• **INPUT DATA**:
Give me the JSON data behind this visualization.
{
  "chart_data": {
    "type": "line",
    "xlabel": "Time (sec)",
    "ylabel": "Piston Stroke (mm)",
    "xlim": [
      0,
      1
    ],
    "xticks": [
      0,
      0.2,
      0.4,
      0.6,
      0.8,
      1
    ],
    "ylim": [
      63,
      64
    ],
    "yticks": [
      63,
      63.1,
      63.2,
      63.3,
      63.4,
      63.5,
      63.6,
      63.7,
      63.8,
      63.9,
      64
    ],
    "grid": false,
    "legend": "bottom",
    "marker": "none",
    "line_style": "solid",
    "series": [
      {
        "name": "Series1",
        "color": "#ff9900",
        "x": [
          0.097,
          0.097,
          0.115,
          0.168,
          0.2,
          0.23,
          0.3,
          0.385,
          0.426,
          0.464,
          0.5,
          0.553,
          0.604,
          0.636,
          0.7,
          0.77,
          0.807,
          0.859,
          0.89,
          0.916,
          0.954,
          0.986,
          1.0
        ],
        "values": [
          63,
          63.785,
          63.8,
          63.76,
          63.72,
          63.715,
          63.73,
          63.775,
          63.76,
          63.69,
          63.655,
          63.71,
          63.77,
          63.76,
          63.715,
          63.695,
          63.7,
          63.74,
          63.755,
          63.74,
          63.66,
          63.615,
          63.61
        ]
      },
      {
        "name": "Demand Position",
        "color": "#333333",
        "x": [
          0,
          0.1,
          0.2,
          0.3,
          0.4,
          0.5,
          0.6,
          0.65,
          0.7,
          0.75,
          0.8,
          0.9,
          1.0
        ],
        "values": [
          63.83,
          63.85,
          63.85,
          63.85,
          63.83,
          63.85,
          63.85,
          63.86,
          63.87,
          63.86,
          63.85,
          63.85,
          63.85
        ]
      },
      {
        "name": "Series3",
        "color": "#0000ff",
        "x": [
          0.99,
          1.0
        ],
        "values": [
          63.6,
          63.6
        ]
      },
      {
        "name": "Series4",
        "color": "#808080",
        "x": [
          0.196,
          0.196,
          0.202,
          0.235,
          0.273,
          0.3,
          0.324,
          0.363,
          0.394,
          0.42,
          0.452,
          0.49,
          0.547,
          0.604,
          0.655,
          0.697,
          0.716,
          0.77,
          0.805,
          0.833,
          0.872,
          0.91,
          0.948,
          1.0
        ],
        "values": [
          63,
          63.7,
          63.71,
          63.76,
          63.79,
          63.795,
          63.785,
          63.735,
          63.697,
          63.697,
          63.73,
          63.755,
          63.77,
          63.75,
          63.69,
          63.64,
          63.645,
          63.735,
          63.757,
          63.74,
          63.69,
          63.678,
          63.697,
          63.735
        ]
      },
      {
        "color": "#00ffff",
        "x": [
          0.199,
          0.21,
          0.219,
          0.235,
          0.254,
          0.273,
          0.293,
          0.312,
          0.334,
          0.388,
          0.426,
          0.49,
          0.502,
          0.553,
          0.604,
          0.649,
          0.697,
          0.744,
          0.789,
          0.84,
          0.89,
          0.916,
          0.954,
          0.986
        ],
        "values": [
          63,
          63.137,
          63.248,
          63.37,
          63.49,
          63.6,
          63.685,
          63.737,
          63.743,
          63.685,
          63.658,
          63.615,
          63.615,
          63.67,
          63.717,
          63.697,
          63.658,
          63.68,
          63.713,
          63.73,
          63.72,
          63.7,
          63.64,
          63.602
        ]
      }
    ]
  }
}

• **TASK BRIEF**: Give all the entries again exactly; leave none out.

• **RESULT**:
Give me the JSON data behind this visualization.
{
  "chart_data": {
    "type": "line",
    "xlabel": "Time (sec)",
    "ylabel": "Piston Stroke (mm)",
    "xlim": [
      0,
      1
    ],
    "xticks": [
      0,
      0.2,
      0.4,
      0.6,
      0.8,
      1
    ],
    "ylim": [
      63,
      64
    ],
    "yticks": [
      63,
      63.1,
      63.2,
      63.3,
      63.4,
      63.5,
      63.6,
      63.7,
      63.8,
      63.9,
      64
    ],
    "grid": false,
    "legend": "bottom",
    "marker": "none",
    "line_style": "solid",
    "series": [
      {
        "name": "Series1",
        "color": "#ff9900",
        "x": [
          0.097,
          0.097,
          0.115,
          0.168,
          0.2,
          0.23,
          0.3,
          0.385,
          0.426,
          0.464,
          0.5,
          0.553,
          0.604,
          0.636,
          0.7,
          0.77,
          0.807,
          0.859,
          0.89,
          0.916,
          0.954,
          0.986,
          1.0
        ],
        "values": [
          63,
          63.785,
          63.8,
          63.76,
          63.72,
          63.715,
          63.73,
          63.775,
          63.76,
          63.69,
          63.655,
          63.71,
          63.77,
          63.76,
          63.715,
          63.695,
          63.7,
          63.74,
          63.755,
          63.74,
          63.66,
          63.615,
          63.61
        ]
      },
      {
        "name": "Demand Position",
        "color": "#333333",
        "x": [
          0,
          0.1,
          0.2,
          0.3,
          0.4,
          0.5,
          0.6,
          0.65,
          0.7,
          0.75,
          0.8,
          0.9,
          1.0
        ],
        "values": [
          63.83,
          63.85,
          63.85,
          63.85,
          63.83,
          63.85,
          63.85,
          63.86,
          63.87,
          63.86,
          63.85,
          63.85,
          63.85
        ]
      },
      {
        "name": "Series3",
        "color": "#0000ff",
        "x": [
          0.99,
          1.0
        ],
        "values": [
          63.6,
          63.6
        ]
      },
      {
        "name": "Series4",
        "color": "#808080",
        "x": [
          0.196,
          0.196,
          0.202,
          0.235,
          0.273,
          0.3,
          0.324,
          0.363,
          0.394,
          0.42,
          0.452,
          0.49,
          0.547,
          0.604,
          0.655,
          0.697,
          0.716,
          0.77,
          0.805,
          0.833,
          0.872,
          0.91,
          0.948,
          1.0
        ],
        "values": [
          63,
          63.7,
          63.71,
          63.76,
          63.79,
          63.795,
          63.785,
          63.735,
          63.697,
          63.697,
          63.73,
          63.755,
          63.77,
          63.75,
          63.69,
          63.64,
          63.645,
          63.735,
          63.757,
          63.74,
          63.69,
          63.678,
          63.697,
          63.735
        ]
      },
      {
        "color": "#00ffff",
        "x": [
          0.199,
          0.21,
          0.219,
          0.235,
          0.254,
          0.273,
          0.293,
          0.312,
          0.334,
          0.388,
          0.426,
          0.49,
          0.502,
          0.553,
          0.604,
          0.649,
          0.697,
          0.744,
          0.789,
          0.84,
          0.89,
          0.916,
          0.954,
          0.986
        ],
        "values": [
          63,
          63.137,
          63.248,
          63.37,
          63.49,
          63.6,
          63.685,
          63.737,
          63.743,
          63.685,
          63.658,
          63.615,
          63.615,
          63.67,
          63.717,
          63.697,
          63.658,
          63.68,
          63.713,
          63.73,
          63.72,
          63.7,
          63.64,
          63.602
        ]
      }
    ]
  }
}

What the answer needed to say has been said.